**REQUIRED WORK**: The listing beneath should be written out in full, exactly as shown.

**DATA TO PROCESS**:
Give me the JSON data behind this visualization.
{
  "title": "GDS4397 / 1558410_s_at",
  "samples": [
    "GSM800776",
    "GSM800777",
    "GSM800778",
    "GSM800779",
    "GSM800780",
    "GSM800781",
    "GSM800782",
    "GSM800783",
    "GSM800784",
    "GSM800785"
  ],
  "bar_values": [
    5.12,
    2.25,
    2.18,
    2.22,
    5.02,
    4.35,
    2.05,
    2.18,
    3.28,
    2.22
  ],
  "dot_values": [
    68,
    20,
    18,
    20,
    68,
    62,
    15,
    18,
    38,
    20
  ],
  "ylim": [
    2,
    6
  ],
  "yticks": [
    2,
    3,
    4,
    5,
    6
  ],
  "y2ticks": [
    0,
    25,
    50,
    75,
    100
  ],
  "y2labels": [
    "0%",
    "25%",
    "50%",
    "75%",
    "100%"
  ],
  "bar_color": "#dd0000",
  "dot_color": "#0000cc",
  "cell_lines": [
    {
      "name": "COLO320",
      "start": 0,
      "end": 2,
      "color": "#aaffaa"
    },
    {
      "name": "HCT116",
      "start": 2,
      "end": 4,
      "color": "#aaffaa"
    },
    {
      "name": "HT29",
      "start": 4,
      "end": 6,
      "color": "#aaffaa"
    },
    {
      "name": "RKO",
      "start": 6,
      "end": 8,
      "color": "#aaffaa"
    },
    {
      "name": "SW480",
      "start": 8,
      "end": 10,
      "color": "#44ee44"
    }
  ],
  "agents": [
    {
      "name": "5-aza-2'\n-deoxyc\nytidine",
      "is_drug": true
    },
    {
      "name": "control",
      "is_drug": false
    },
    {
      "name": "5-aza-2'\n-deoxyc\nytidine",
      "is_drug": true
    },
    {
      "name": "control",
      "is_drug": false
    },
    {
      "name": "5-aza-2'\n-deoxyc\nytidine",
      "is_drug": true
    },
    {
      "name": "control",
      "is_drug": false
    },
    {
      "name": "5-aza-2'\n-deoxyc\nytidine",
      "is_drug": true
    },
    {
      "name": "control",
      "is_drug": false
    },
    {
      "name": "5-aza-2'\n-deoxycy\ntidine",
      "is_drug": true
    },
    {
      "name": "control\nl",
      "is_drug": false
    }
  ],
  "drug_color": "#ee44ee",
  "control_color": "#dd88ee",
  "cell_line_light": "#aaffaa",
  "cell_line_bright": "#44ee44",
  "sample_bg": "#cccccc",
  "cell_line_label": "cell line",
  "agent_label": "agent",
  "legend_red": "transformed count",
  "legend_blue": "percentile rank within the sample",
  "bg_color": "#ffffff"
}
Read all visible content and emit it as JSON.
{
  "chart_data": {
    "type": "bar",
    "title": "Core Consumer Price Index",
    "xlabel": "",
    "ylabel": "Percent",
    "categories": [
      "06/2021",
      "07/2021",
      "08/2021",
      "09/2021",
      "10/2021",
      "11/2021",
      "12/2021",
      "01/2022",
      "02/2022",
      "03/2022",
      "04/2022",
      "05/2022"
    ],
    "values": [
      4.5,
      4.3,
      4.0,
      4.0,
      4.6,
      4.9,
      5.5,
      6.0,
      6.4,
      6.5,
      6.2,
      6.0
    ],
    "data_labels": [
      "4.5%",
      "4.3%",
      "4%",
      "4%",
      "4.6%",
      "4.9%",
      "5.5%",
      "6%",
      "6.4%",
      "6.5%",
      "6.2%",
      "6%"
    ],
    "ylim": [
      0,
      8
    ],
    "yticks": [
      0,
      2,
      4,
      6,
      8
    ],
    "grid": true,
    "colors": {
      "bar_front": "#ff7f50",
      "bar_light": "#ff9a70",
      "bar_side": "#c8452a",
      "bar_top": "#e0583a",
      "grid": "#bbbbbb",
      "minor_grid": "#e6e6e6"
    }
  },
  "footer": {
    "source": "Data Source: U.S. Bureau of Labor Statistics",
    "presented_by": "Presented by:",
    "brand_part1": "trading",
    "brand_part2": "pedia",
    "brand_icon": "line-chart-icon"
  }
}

**EXPECTED ANSWER**:
Give me the JSON data behind this visualization.
{
  "title": "GDS4397 / 1558410_s_at",
  "samples": [
    "GSM800776",
    "GSM800777",
    "GSM800778",
    "GSM800779",
    "GSM800780",
    "GSM800781",
    "GSM800782",
    "GSM800783",
    "GSM800784",
    "GSM800785"
  ],
  "bar_values": [
    5.12,
    2.25,
    2.18,
    2.22,
    5.02,
    4.35,
    2.05,
    2.18,
    3.28,
    2.22
  ],
  "dot_values": [
    68,
    20,
    18,
    20,
    68,
    62,
    15,
    18,
    38,
    20
  ],
  "ylim": [
    2,
    6
  ],
  "yticks": [
    2,
    3,
    4,
    5,
    6
  ],
  "y2ticks": [
    0,
    25,
    50,
    75,
    100
  ],
  "y2labels": [
    "0%",
    "25%",
    "50%",
    "75%",
    "100%"
  ],
  "bar_color": "#dd0000",
  "dot_color": "#0000cc",
  "cell_lines": [
    {
      "name": "COLO320",
      "start": 0,
      "end": 2,
      "color": "#aaffaa"
    },
    {
      "name": "HCT116",
      "start": 2,
      "end": 4,
      "color": "#aaffaa"
    },
    {
      "name": "HT29",
      "start": 4,
      "end": 6,
      "color": "#aaffaa"
    },
    {
      "name": "RKO",
      "start": 6,
      "end": 8,
      "color": "#aaffaa"
    },
    {
      "name": "SW480",
      "start": 8,
      "end": 10,
      "color": "#44ee44"
    }
  ],
  "agents": [
    {
      "name": "5-aza-2'\n-deoxyc\nytidine",
      "is_drug": true
    },
    {
      "name": "control",
      "is_drug": false
    },
    {
      "name": "5-aza-2'\n-deoxyc\nytidine",
      "is_drug": true
    },
    {
      "name": "control",
      "is_drug": false
    },
    {
      "name": "5-aza-2'\n-deoxyc\nytidine",
      "is_drug": true
    },
    {
      "name": "control",
      "is_drug": false
    },
    {
      "name": "5-aza-2'\n-deoxyc\nytidine",
      "is_drug": true
    },
    {
      "name": "control",
      "is_drug": false
    },
    {
      "name": "5-aza-2'\n-deoxycy\ntidine",
      "is_drug": true
    },
    {
      "name": "control\nl",
      "is_drug": false
    }
  ],
  "drug_color": "#ee44ee",
  "control_color": "#dd88ee",
  "cell_line_light": "#aaffaa",
  "cell_line_bright": "#44ee44",
  "sample_bg": "#cccccc",
  "cell_line_label": "cell line",
  "agent_label": "agent",
  "legend_red": "transformed count",
  "legend_blue": "percentile rank within the sample",
  "bg_color": "#ffffff"
}
Read all visible content and emit it as JSON.
{
  "chart_data": {
    "type": "bar",
    "title": "Core Consumer Price Index",
    "xlabel": "",
    "ylabel": "Percent",
    "categories": [
      "06/2021",
      "07/2021",
      "08/2021",
      "09/2021",
      "10/2021",
      "11/2021",
      "12/2021",
      "01/2022",
      "02/2022",
      "03/2022",
      "04/2022",
      "05/2022"
    ],
    "values": [
      4.5,
      4.3,
      4.0,
      4.0,
      4.6,
      4.9,
      5.5,
      6.0,
      6.4,
      6.5,
      6.2,
      6.0
    ],
    "data_labels": [
      "4.5%",
      "4.3%",
      "4%",
      "4%",
      "4.6%",
      "4.9%",
      "5.5%",
      "6%",
      "6.4%",
      "6.5%",
      "6.2%",
      "6%"
    ],
    "ylim": [
      0,
      8
    ],
    "yticks": [
      0,
      2,
      4,
      6,
      8
    ],
    "grid": true,
    "colors": {
      "bar_front": "#ff7f50",
      "bar_light": "#ff9a70",
      "bar_side": "#c8452a",
      "bar_top": "#e0583a",
      "grid": "#bbbbbb",
      "minor_grid": "#e6e6e6"
    }
  },
  "footer": {
    "source": "Data Source: U.S. Bureau of Labor Statistics",
    "presented_by": "Presented by:",
    "brand_part1": "trading",
    "brand_part2": "pedia",
    "brand_icon": "line-chart-icon"
  }
}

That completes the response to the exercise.